#### INFORMATION SHOWN:
○ ○ ○ ○ ○ ○ ○
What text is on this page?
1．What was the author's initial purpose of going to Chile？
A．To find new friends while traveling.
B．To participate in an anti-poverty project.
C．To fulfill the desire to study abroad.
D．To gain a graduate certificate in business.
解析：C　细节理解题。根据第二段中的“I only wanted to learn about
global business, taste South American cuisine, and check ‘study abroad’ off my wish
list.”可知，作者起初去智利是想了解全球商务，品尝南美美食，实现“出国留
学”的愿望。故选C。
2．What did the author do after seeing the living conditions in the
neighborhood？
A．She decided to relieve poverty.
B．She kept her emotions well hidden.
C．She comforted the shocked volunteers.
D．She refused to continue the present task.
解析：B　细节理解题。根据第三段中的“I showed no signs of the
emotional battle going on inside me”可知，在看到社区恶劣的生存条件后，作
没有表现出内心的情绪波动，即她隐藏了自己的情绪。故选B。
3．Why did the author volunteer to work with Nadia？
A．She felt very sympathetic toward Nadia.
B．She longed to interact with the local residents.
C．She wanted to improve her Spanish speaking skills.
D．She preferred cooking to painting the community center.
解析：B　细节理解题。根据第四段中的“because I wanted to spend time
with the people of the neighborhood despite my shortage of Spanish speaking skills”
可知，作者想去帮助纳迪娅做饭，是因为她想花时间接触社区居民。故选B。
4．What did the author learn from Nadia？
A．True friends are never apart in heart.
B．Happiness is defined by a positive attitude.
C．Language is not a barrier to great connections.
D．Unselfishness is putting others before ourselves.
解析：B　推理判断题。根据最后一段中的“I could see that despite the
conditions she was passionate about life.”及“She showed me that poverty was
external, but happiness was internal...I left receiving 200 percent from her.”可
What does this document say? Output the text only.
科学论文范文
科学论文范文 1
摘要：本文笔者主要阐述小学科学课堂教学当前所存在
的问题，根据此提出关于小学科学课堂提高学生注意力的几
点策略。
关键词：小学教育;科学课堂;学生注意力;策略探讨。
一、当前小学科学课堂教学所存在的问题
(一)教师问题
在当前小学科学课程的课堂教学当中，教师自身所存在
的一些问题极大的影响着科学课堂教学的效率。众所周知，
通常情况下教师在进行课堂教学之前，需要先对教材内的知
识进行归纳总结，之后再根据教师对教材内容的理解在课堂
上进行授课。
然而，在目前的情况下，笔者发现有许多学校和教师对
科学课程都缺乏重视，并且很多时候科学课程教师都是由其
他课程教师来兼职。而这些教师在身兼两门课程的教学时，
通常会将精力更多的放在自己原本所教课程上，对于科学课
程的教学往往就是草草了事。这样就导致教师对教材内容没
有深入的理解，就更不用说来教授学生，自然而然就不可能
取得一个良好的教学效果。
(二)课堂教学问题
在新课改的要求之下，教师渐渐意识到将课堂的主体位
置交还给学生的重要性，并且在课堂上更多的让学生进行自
○ ○ ○ ○ ○ ○ ○
#### WORK TO COMPLETE:
Begin at the line containing "What does this" and reproduce each line through the end of the records above.

#### CORRECT ANSWER:
What does this document say? Output the text only.
科学论文范文
科学论文范文 1
摘要：本文笔者主要阐述小学科学课堂教学当前所存在
的问题，根据此提出关于小学科学课堂提高学生注意力的几
点策略。
关键词：小学教育;科学课堂;学生注意力;策略探讨。
一、当前小学科学课堂教学所存在的问题
(一)教师问题
在当前小学科学课程的课堂教学当中，教师自身所存在
的一些问题极大的影响着科学课堂教学的效率。众所周知，
通常情况下教师在进行课堂教学之前，需要先对教材内的知
识进行归纳总结，之后再根据教师对教材内容的理解在课堂
上进行授课。
然而，在目前的情况下，笔者发现有许多学校和教师对
科学课程都缺乏重视，并且很多时候科学课程教师都是由其
他课程教师来兼职。而这些教师在身兼两门课程的教学时，
通常会将精力更多的放在自己原本所教课程上，对于科学课
程的教学往往就是草草了事。这样就导致教师对教材内容没
有深入的理解，就更不用说来教授学生，自然而然就不可能
取得一个良好的教学效果。
(二)课堂教学问题
在新课改的要求之下，教师渐渐意识到将课堂的主体位
置交还给学生的重要性，并且在课堂上更多的让学生进行自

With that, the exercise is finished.